# STATED TASK:
Search the material below for the string "pulje" and extract each line that has it.

# START OF DATA SUPPLIED

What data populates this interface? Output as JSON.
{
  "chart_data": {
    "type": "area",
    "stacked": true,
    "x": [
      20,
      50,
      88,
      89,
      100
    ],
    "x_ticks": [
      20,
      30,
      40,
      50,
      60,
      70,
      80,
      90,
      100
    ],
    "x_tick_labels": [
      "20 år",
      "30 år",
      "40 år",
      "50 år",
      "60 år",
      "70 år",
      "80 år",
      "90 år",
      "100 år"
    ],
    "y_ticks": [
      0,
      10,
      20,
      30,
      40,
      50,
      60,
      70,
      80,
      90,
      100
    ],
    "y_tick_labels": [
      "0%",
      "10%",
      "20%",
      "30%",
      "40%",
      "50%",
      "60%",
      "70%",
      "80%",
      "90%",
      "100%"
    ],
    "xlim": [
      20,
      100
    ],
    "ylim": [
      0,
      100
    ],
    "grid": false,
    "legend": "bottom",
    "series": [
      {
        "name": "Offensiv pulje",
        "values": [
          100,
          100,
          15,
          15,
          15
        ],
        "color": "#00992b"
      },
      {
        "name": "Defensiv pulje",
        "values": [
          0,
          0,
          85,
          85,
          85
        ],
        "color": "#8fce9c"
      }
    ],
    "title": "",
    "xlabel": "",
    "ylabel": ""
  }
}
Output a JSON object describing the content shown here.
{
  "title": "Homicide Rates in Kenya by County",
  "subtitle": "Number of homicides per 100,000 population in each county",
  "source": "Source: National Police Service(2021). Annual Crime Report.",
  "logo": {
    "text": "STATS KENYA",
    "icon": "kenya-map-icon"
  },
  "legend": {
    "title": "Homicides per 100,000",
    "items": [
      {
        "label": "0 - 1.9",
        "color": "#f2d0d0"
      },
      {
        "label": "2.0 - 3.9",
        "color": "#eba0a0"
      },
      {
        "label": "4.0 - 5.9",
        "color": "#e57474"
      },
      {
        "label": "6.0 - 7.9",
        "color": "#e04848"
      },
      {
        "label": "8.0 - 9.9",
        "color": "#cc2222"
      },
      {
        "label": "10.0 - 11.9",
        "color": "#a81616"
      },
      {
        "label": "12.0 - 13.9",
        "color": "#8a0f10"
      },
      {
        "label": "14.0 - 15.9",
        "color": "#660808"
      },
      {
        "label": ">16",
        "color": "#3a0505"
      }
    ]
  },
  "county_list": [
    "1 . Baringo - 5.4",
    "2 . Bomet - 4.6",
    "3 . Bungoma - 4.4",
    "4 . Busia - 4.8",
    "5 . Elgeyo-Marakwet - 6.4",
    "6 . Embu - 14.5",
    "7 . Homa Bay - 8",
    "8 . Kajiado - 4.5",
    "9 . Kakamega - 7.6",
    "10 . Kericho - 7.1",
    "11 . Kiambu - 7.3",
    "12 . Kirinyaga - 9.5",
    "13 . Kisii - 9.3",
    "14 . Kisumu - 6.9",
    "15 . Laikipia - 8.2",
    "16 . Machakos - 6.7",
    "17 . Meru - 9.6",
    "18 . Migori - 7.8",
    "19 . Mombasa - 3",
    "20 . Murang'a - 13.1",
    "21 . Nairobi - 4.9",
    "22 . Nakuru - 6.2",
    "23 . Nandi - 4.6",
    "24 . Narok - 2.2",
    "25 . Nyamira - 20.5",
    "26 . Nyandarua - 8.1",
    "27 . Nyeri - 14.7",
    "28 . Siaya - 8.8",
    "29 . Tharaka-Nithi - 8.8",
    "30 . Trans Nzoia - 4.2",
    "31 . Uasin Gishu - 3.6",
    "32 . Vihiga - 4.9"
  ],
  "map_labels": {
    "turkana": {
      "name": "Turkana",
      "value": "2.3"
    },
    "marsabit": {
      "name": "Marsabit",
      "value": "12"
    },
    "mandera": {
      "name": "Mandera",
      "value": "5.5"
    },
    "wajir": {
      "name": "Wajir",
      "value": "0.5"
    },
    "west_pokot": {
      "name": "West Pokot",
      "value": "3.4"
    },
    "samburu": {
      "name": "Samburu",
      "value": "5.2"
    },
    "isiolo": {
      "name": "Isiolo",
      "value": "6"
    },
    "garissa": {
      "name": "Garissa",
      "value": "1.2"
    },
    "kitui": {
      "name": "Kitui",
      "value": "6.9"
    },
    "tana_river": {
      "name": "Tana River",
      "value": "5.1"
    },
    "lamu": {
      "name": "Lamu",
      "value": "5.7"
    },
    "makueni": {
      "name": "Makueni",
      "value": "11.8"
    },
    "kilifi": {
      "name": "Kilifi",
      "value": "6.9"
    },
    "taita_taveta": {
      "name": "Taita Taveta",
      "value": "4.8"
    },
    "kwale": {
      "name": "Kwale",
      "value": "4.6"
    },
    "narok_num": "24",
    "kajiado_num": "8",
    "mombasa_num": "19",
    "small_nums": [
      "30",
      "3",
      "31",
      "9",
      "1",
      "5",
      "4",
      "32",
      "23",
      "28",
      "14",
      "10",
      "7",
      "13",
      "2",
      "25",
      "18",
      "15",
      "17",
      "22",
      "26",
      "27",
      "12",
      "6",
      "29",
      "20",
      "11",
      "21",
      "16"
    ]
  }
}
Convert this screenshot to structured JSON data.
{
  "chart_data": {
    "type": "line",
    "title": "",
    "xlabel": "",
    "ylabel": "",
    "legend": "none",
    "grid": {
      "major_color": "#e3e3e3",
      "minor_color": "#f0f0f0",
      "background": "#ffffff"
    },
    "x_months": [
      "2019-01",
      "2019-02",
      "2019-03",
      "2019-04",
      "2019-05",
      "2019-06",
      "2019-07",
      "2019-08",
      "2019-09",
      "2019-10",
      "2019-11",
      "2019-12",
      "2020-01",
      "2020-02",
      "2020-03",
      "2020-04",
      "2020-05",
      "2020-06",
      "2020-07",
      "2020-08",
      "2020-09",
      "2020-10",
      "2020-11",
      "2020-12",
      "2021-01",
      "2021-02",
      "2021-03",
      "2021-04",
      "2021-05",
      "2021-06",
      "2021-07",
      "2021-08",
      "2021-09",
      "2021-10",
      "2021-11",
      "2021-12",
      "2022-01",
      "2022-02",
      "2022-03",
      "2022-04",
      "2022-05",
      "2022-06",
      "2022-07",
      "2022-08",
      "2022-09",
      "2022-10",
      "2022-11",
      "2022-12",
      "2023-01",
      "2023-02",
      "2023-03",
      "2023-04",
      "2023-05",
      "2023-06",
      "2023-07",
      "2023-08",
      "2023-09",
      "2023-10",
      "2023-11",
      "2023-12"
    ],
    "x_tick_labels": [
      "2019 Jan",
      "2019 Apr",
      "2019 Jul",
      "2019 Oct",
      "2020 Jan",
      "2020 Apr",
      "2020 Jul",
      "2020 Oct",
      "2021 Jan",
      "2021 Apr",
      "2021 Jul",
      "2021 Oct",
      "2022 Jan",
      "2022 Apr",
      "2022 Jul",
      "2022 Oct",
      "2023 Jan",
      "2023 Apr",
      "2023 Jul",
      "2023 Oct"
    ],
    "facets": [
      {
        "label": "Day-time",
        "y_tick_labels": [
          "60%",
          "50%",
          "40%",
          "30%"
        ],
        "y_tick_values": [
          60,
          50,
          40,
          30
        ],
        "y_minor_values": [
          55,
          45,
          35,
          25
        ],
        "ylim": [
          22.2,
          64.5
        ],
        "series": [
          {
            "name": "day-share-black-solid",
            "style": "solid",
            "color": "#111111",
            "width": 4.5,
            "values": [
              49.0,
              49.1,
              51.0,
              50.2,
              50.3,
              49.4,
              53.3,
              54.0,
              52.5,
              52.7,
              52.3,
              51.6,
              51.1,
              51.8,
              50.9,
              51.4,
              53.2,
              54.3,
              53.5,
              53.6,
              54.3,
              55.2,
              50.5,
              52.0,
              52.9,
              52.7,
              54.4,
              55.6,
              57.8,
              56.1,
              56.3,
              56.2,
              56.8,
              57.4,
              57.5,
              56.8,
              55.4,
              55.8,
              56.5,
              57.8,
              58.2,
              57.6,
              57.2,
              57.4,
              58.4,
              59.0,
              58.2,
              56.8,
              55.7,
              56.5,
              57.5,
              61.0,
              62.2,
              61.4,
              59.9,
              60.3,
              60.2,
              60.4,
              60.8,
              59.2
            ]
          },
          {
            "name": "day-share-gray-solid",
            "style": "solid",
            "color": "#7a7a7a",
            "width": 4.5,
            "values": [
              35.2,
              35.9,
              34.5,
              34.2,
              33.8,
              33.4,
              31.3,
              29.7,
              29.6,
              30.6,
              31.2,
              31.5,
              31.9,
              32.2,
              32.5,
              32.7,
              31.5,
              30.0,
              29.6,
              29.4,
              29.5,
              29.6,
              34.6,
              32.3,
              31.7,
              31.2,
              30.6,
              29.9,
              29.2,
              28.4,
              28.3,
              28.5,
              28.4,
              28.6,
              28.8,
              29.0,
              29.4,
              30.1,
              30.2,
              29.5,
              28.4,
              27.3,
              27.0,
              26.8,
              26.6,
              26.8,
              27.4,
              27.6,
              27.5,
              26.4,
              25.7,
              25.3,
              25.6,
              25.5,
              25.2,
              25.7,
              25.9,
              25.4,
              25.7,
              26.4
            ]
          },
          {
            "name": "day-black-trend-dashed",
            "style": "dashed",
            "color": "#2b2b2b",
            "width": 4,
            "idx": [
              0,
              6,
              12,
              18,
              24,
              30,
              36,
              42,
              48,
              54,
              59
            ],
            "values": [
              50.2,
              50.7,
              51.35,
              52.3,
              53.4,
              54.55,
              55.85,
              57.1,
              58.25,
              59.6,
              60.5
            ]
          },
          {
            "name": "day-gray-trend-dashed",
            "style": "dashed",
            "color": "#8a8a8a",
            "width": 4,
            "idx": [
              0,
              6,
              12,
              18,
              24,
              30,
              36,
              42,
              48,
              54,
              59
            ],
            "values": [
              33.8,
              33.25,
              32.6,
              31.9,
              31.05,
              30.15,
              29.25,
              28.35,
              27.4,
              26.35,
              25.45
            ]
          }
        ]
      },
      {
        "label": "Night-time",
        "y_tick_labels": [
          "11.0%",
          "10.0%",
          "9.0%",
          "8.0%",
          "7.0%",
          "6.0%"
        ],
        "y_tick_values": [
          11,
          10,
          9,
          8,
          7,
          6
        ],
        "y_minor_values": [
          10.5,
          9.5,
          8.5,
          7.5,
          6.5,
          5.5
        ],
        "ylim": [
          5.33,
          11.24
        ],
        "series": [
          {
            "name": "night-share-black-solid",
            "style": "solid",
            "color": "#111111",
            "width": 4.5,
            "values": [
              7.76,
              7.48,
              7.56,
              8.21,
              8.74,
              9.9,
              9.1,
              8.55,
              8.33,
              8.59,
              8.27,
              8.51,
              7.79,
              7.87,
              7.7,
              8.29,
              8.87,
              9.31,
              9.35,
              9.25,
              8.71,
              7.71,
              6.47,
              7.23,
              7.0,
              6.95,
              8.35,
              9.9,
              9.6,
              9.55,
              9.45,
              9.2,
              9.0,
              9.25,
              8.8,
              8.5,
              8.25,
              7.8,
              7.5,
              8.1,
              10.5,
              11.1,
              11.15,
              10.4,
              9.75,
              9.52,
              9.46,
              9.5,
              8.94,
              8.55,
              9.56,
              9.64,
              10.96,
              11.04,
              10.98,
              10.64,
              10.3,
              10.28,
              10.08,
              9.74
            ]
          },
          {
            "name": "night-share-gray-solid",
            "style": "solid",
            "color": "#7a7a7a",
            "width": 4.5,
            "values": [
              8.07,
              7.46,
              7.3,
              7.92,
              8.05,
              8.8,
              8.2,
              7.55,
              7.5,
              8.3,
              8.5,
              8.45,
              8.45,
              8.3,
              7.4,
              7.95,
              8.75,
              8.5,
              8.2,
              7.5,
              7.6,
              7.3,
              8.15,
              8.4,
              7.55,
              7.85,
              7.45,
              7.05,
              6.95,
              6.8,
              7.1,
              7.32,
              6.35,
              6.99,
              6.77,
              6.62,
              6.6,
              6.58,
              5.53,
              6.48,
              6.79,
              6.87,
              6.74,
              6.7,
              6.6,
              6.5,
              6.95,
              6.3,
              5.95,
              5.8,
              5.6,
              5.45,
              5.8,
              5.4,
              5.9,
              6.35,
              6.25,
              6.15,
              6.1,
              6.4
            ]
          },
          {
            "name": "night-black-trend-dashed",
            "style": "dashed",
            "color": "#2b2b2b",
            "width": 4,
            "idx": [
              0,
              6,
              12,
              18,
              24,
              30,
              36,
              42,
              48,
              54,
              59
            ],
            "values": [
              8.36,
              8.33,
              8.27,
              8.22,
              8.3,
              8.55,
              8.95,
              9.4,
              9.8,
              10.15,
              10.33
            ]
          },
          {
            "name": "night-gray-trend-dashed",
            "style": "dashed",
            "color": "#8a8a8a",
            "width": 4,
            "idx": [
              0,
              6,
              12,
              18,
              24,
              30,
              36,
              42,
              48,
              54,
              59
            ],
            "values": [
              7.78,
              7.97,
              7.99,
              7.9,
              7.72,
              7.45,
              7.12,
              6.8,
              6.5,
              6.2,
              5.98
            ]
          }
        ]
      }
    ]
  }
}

# END OF DATA SUPPLIED

# RESULT:
        "name": "Offensiv pulje",
        "name": "Defensiv pulje",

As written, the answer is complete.